* _TASK_:
Transcribe the records below in full; pictures stay out of the copy.
--- Start of WORKING DATA ---
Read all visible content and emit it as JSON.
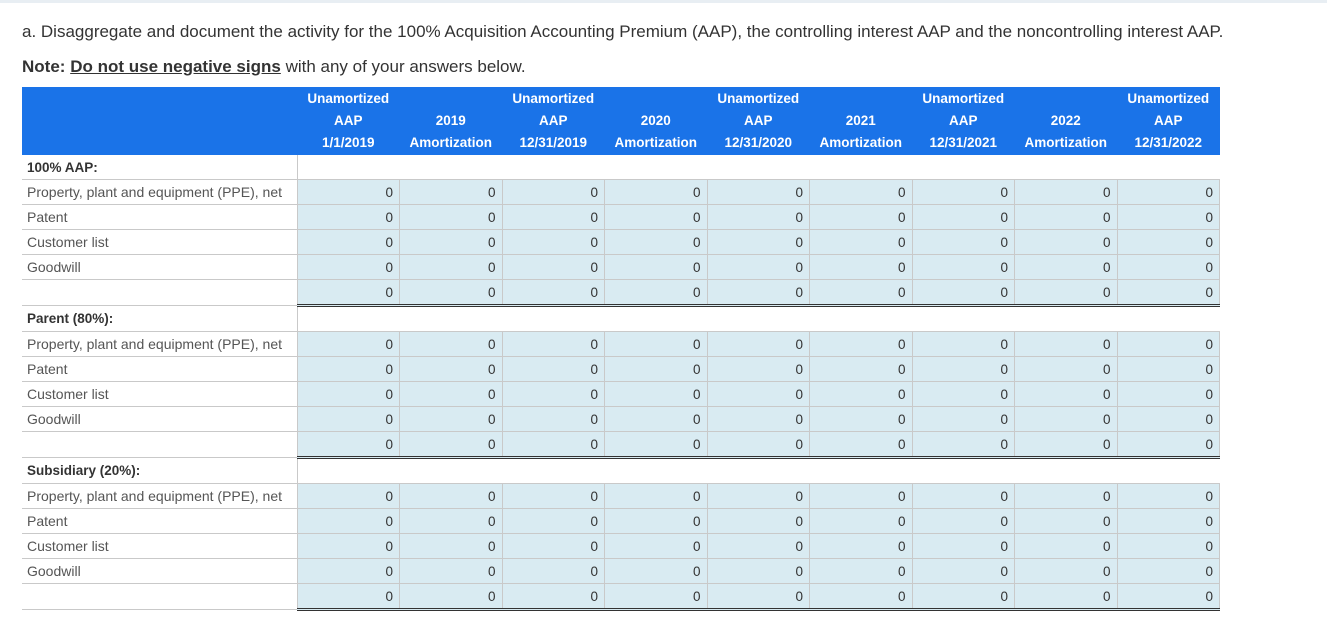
{
  "question": "a. Disaggregate and document the activity for the 100% Acquisition Accounting Premium (AAP), the controlling interest AAP and the noncontrolling interest AAP.",
  "note": {
    "label": "Note:",
    "emphasis": "Do not use negative signs",
    "rest": " with any of your answers below."
  },
  "table": {
    "columns": [
      [
        "Unamortized",
        "AAP",
        "1/1/2019"
      ],
      [
        "",
        "2019",
        "Amortization"
      ],
      [
        "Unamortized",
        "AAP",
        "12/31/2019"
      ],
      [
        "",
        "2020",
        "Amortization"
      ],
      [
        "Unamortized",
        "AAP",
        "12/31/2020"
      ],
      [
        "",
        "2021",
        "Amortization"
      ],
      [
        "Unamortized",
        "AAP",
        "12/31/2021"
      ],
      [
        "",
        "2022",
        "Amortization"
      ],
      [
        "Unamortized",
        "AAP",
        "12/31/2022"
      ]
    ],
    "sections": [
      {
        "title": "100% AAP:",
        "rows": [
          {
            "label": "Property, plant and equipment (PPE), net",
            "values": [
              "0",
              "0",
              "0",
              "0",
              "0",
              "0",
              "0",
              "0",
              "0"
            ]
          },
          {
            "label": "Patent",
            "values": [
              "0",
              "0",
              "0",
              "0",
              "0",
              "0",
              "0",
              "0",
              "0"
            ]
          },
          {
            "label": "Customer list",
            "values": [
              "0",
              "0",
              "0",
              "0",
              "0",
              "0",
              "0",
              "0",
              "0"
            ]
          },
          {
            "label": "Goodwill",
            "values": [
              "0",
              "0",
              "0",
              "0",
              "0",
              "0",
              "0",
              "0",
              "0"
            ]
          }
        ],
        "total": [
          "0",
          "0",
          "0",
          "0",
          "0",
          "0",
          "0",
          "0",
          "0"
        ]
      },
      {
        "title": "Parent (80%):",
        "rows": [
          {
            "label": "Property, plant and equipment (PPE), net",
            "values": [
              "0",
              "0",
              "0",
              "0",
              "0",
              "0",
              "0",
              "0",
              "0"
            ]
          },
          {
            "label": "Patent",
            "values": [
              "0",
              "0",
              "0",
              "0",
              "0",
              "0",
              "0",
              "0",
              "0"
            ]
          },
          {
            "label": "Customer list",
            "values": [
              "0",
              "0",
              "0",
              "0",
              "0",
              "0",
              "0",
              "0",
              "0"
            ]
          },
          {
            "label": "Goodwill",
            "values": [
              "0",
              "0",
              "0",
              "0",
              "0",
              "0",
              "0",
              "0",
              "0"
            ]
          }
        ],
        "total": [
          "0",
          "0",
          "0",
          "0",
          "0",
          "0",
          "0",
          "0",
          "0"
        ]
      },
      {
        "title": "Subsidiary (20%):",
        "rows": [
          {
            "label": "Property, plant and equipment (PPE), net",
            "values": [
              "0",
              "0",
              "0",
              "0",
              "0",
              "0",
              "0",
              "0",
              "0"
            ]
          },
          {
            "label": "Patent",
            "values": [
              "0",
              "0",
              "0",
              "0",
              "0",
              "0",
              "0",
              "0",
              "0"
            ]
          },
          {
            "label": "Customer list",
            "values": [
              "0",
              "0",
              "0",
              "0",
              "0",
              "0",
              "0",
              "0",
              "0"
            ]
          },
          {
            "label": "Goodwill",
            "values": [
              "0",
              "0",
              "0",
              "0",
              "0",
              "0",
              "0",
              "0",
              "0"
            ]
          }
        ],
        "total": [
          "0",
          "0",
          "0",
          "0",
          "0",
          "0",
          "0",
          "0",
          "0"
        ]
      }
    ]
  }
}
--- End of WORKING DATA ---
* _EXERCISE ANSWER_:
Read all visible content and emit it as JSON.
{
  "question": "a. Disaggregate and document the activity for the 100% Acquisition Accounting Premium (AAP), the controlling interest AAP and the noncontrolling interest AAP.",
  "note": {
    "label": "Note:",
    "emphasis": "Do not use negative signs",
    "rest": " with any of your answers below."
  },
  "table": {
    "columns": [
      [
        "Unamortized",
        "AAP",
        "1/1/2019"
      ],
      [
        "",
        "2019",
        "Amortization"
      ],
      [
        "Unamortized",
        "AAP",
        "12/31/2019"
      ],
      [
        "",
        "2020",
        "Amortization"
      ],
      [
        "Unamortized",
        "AAP",
        "12/31/2020"
      ],
      [
        "",
        "2021",
        "Amortization"
      ],
      [
        "Unamortized",
        "AAP",
        "12/31/2021"
      ],
      [
        "",
        "2022",
        "Amortization"
      ],
      [
        "Unamortized",
        "AAP",
        "12/31/2022"
      ]
    ],
    "sections": [
      {
        "title": "100% AAP:",
        "rows": [
          {
            "label": "Property, plant and equipment (PPE), net",
            "values": [
              "0",
              "0",
              "0",
              "0",
              "0",
              "0",
              "0",
              "0",
              "0"
            ]
          },
          {
            "label": "Patent",
            "values": [
              "0",
              "0",
              "0",
              "0",
              "0",
              "0",
              "0",
              "0",
              "0"
            ]
          },
          {
            "label": "Customer list",
            "values": [
              "0",
              "0",
              "0",
              "0",
              "0",
              "0",
              "0",
              "0",
              "0"
            ]
          },
          {
            "label": "Goodwill",
            "values": [
              "0",
              "0",
              "0",
              "0",
              "0",
              "0",
              "0",
              "0",
              "0"
            ]
          }
        ],
        "total": [
          "0",
          "0",
          "0",
          "0",
          "0",
          "0",
          "0",
          "0",
          "0"
        ]
      },
      {
        "title": "Parent (80%):",
        "rows": [
          {
            "label": "Property, plant and equipment (PPE), net",
            "values": [
              "0",
              "0",
              "0",
              "0",
              "0",
              "0",
              "0",
              "0",
              "0"
            ]
          },
          {
            "label": "Patent",
            "values": [
              "0",
              "0",
              "0",
              "0",
              "0",
              "0",
              "0",
              "0",
              "0"
            ]
          },
          {
            "label": "Customer list",
            "values": [
              "0",
              "0",
              "0",
              "0",
              "0",
              "0",
              "0",
              "0",
              "0"
            ]
          },
          {
            "label": "Goodwill",
            "values": [
              "0",
              "0",
              "0",
              "0",
              "0",
              "0",
              "0",
              "0",
              "0"
            ]
          }
        ],
        "total": [
          "0",
          "0",
          "0",
          "0",
          "0",
          "0",
          "0",
          "0",
          "0"
        ]
      },
      {
        "title": "Subsidiary (20%):",
        "rows": [
          {
            "label": "Property, plant and equipment (PPE), net",
            "values": [
              "0",
              "0",
              "0",
              "0",
              "0",
              "0",
              "0",
              "0",
              "0"
            ]
          },
          {
            "label": "Patent",
            "values": [
              "0",
              "0",
              "0",
              "0",
              "0",
              "0",
              "0",
              "0",
              "0"
            ]
          },
          {
            "label": "Customer list",
            "values": [
              "0",
              "0",
              "0",
              "0",
              "0",
              "0",
              "0",
              "0",
              "0"
            ]
          },
          {
            "label": "Goodwill",
            "values": [
              "0",
              "0",
              "0",
              "0",
              "0",
              "0",
              "0",
              "0",
              "0"
            ]
          }
        ],
        "total": [
          "0",
          "0",
          "0",
          "0",
          "0",
          "0",
          "0",
          "0",
          "0"
        ]
      }
    ]
  }
}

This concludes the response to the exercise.